◆ EXERCISE PASSAGE ◆
*** Begin section ***

Clinical trials operate within a dynamic, complex healthcare and innovation system where rapid scientific advances present opportunities and challenges for delivery organisations and professionals. Panellists highlighted cultural and organisational factors limiting the profession’s potential to support growing trial complexity and patient follow-up. Enhanced communication, interoperability, funding and capacity have emerged as key priorities. Future operational models should test dialectic Singerian-based approaches respecting open dialogue and shared values. Research capacity building should prioritise innovative, collaborative approaches embedding validated review and evaluation models to understand changing operational needs and challenges. TRACAT provides a mechanism for continual knowledge assimilation to improve decision-making.

Strengths and limitations of this study.

• The multimodal study design developed consensus-defined trial rating and complexity indicators to support objective analysis of cancer research delivery adaptable to operational evaluation in other therapeutic areas and global settings.

• Qualitative aspects provide in-depth contextual evidence through the ‘voices’ of patient-facing professionals, articulating human and social aspects of research.

• This study is the first, to our knowledge, to present a Delphi methodology adopting a Singerian approach involving research professionals, in a consensus process which is holistic and dialectical.

• The study involved key stakeholders from a wide geographic base reflecting a heterogeneous sample of clinical trial professionals.

• Participants were limited to research professionals delivering studies at National Health Service sites in Scotland and England. Future research is planned involving a wider demographic to include sponsors, funders, networks and policymakers.

Introduction

Clinical trial delivery in hospital settings is crucial in advancing cancer care and treatment options with evidence indicating sustained commitment to research enhances performance and patient outcomes.¹ Cancer research has evolved rapidly in recent years, with innovations in immunotherapy and precision medicine increasingly prioritised in healthcare policy. The National Health Service (NHS) has published ambitions to accelerate innovation, outlining a framework for rapid adoption of next generation treatments offering personalised, stratified care and follow-up models.^{2 3}

The ability to translate scientific, laboratory advances in cancer research into clinical and patient benefit through clinical trials is a critical requirement for healthcare providers, as cancer incidence and patient populations continue to grow.⁴

Realising these translational benefits is challenging sites as cancer clinical research trial complexity increases,⁵ with niche designs and stratified treatments affecting research delivery costs and resources. Cancer research is an interdisciplinary enterprise advancing patient care and therapeutic benefits through a collaborative research pathway involving scientific, translational and clinical research trials. As trials evolve to study rare diseases, wide-ranging cancers and molecular sub-types, delivery complexity and workloads grow in tandem. Intricate protocols, narrow selection criteria, high data demands and extended safety, efficacy and outcome monitoring^{6 7} are stretching staff and site capabilities.

*** End section ***

◆ SOURCE INFORMATION ◆

*** Begin section ***

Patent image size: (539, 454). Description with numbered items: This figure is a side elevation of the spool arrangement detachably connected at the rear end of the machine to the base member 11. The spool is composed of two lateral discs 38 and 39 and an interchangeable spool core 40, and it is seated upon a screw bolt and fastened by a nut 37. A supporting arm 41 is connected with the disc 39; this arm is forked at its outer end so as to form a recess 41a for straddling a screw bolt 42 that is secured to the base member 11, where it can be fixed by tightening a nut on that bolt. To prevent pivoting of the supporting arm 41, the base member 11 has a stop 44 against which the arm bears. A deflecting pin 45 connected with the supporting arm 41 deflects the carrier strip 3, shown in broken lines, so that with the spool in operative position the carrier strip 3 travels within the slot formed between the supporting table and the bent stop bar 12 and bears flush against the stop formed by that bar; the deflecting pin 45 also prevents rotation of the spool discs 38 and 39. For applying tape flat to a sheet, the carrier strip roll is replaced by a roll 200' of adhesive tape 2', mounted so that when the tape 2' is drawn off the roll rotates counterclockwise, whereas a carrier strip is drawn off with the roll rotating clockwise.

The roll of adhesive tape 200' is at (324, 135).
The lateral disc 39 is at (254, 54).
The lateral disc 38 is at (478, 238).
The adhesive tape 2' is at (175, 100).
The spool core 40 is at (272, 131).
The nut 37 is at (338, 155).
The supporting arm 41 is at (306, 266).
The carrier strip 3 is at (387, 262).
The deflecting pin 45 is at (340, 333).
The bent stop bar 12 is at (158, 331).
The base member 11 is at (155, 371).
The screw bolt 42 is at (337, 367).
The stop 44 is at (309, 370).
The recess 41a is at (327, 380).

*** End section ***

◆ ACTIVITY ◆
Retype the passage on cancer clinical trial delivery above in full, word for word.

◆ ANSWER BOX ◆
Clinical trials operate within a dynamic, complex healthcare and innovation system where rapid scientific advances present opportunities and challenges for delivery organisations and professionals. Panellists highlighted cultural and organisational factors limiting the profession’s potential to support growing trial complexity and patient follow-up. Enhanced communication, interoperability, funding and capacity have emerged as key priorities. Future operational models should test dialectic Singerian-based approaches respecting open dialogue and shared values. Research capacity building should prioritise innovative, collaborative approaches embedding validated review and evaluation models to understand changing operational needs and challenges. TRACAT provides a mechanism for continual knowledge assimilation to improve decision-making.

Strengths and limitations of this study.

• The multimodal study design developed consensus-defined trial rating and complexity indicators to support objective analysis of cancer research delivery adaptable to operational evaluation in other therapeutic areas and global settings.

• Qualitative aspects provide in-depth contextual evidence through the ‘voices’ of patient-facing professionals, articulating human and social aspects of research.

• This study is the first, to our knowledge, to present a Delphi methodology adopting a Singerian approach involving research professionals, in a consensus process which is holistic and dialectical.

• The study involved key stakeholders from a wide geographic base reflecting a heterogeneous sample of clinical trial professionals.

• Participants were limited to research professionals delivering studies at National Health Service sites in Scotland and England. Future research is planned involving a wider demographic to include sponsors, funders, networks and policymakers.

Introduction

Clinical trial delivery in hospital settings is crucial in advancing cancer care and treatment options with evidence indicating sustained commitment to research enhances performance and patient outcomes.¹ Cancer research has evolved rapidly in recent years, with innovations in immunotherapy and precision medicine increasingly prioritised in healthcare policy. The National Health Service (NHS) has published ambitions to accelerate innovation, outlining a framework for rapid adoption of next generation treatments offering personalised, stratified care and follow-up models.^{2 3}

The ability to translate scientific, laboratory advances in cancer research into clinical and patient benefit through clinical trials is a critical requirement for healthcare providers, as cancer incidence and patient populations continue to grow.⁴

Realising these translational benefits is challenging sites as cancer clinical research trial complexity increases,⁵ with niche designs and stratified treatments affecting research delivery costs and resources. Cancer research is an interdisciplinary enterprise advancing patient care and therapeutic benefits through a collaborative research pathway involving scientific, translational and clinical research trials. As trials evolve to study rare diseases, wide-ranging cancers and molecular sub-types, delivery complexity and workloads grow in tandem. Intricate protocols, narrow selection criteria, high data demands and extended safety, efficacy and outcome monitoring^{6 7} are stretching staff and site capabilities.